Listed entries:

┄┄┄┄┄┄

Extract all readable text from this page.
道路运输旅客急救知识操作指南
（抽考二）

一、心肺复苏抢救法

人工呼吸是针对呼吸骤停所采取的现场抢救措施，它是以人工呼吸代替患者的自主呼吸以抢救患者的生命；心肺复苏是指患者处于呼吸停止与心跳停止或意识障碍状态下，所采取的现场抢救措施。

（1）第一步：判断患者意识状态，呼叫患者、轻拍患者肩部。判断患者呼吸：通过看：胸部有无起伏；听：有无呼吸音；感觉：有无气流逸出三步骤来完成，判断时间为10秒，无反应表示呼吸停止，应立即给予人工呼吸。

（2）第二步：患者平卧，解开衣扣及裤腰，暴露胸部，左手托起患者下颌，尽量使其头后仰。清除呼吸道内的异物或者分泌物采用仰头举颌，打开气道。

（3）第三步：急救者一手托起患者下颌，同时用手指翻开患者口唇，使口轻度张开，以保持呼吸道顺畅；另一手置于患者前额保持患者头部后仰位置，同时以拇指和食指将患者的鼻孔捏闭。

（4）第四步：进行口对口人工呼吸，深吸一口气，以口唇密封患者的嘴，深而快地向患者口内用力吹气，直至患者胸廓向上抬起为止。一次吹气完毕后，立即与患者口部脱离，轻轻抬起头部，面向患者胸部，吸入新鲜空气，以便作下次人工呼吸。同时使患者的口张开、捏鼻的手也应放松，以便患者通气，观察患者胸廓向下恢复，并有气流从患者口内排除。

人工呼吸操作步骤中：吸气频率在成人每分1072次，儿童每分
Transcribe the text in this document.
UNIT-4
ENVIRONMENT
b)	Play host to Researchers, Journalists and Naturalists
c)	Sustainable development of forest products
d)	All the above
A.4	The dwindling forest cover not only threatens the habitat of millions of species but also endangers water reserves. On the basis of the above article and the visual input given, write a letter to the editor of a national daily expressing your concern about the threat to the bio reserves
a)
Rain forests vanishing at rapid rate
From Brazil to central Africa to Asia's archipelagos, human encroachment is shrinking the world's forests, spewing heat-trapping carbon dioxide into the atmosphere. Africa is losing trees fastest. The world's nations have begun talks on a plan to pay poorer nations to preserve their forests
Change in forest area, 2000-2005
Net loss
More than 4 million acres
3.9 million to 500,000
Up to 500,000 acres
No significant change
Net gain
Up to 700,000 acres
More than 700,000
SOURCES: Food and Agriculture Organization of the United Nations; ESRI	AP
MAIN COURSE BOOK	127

┄┄┄┄┄┄

Exercise aim: Count how many lines of the data include the word "text". Your reply should be that number alone.

Output: 2